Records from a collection
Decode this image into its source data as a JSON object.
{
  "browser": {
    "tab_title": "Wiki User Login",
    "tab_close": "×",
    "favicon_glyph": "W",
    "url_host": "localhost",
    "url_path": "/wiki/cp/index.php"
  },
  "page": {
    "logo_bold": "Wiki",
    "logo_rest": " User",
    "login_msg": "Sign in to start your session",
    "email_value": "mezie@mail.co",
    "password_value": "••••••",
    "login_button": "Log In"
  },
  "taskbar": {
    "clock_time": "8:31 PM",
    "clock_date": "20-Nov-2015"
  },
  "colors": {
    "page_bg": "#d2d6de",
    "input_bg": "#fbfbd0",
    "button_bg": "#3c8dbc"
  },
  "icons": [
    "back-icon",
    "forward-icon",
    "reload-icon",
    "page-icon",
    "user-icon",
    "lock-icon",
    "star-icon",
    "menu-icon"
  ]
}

▶ **Description of the task**: Return the listing above word for word.

▶ **Reply to the exercise**:
Decode this image into its source data as a JSON object.
{
  "browser": {
    "tab_title": "Wiki User Login",
    "tab_close": "×",
    "favicon_glyph": "W",
    "url_host": "localhost",
    "url_path": "/wiki/cp/index.php"
  },
  "page": {
    "logo_bold": "Wiki",
    "logo_rest": " User",
    "login_msg": "Sign in to start your session",
    "email_value": "mezie@mail.co",
    "password_value": "••••••",
    "login_button": "Log In"
  },
  "taskbar": {
    "clock_time": "8:31 PM",
    "clock_date": "20-Nov-2015"
  },
  "colors": {
    "page_bg": "#d2d6de",
    "input_bg": "#fbfbd0",
    "button_bg": "#3c8dbc"
  },
  "icons": [
    "back-icon",
    "forward-icon",
    "reload-icon",
    "page-icon",
    "user-icon",
    "lock-icon",
    "star-icon",
    "menu-icon"
  ]
}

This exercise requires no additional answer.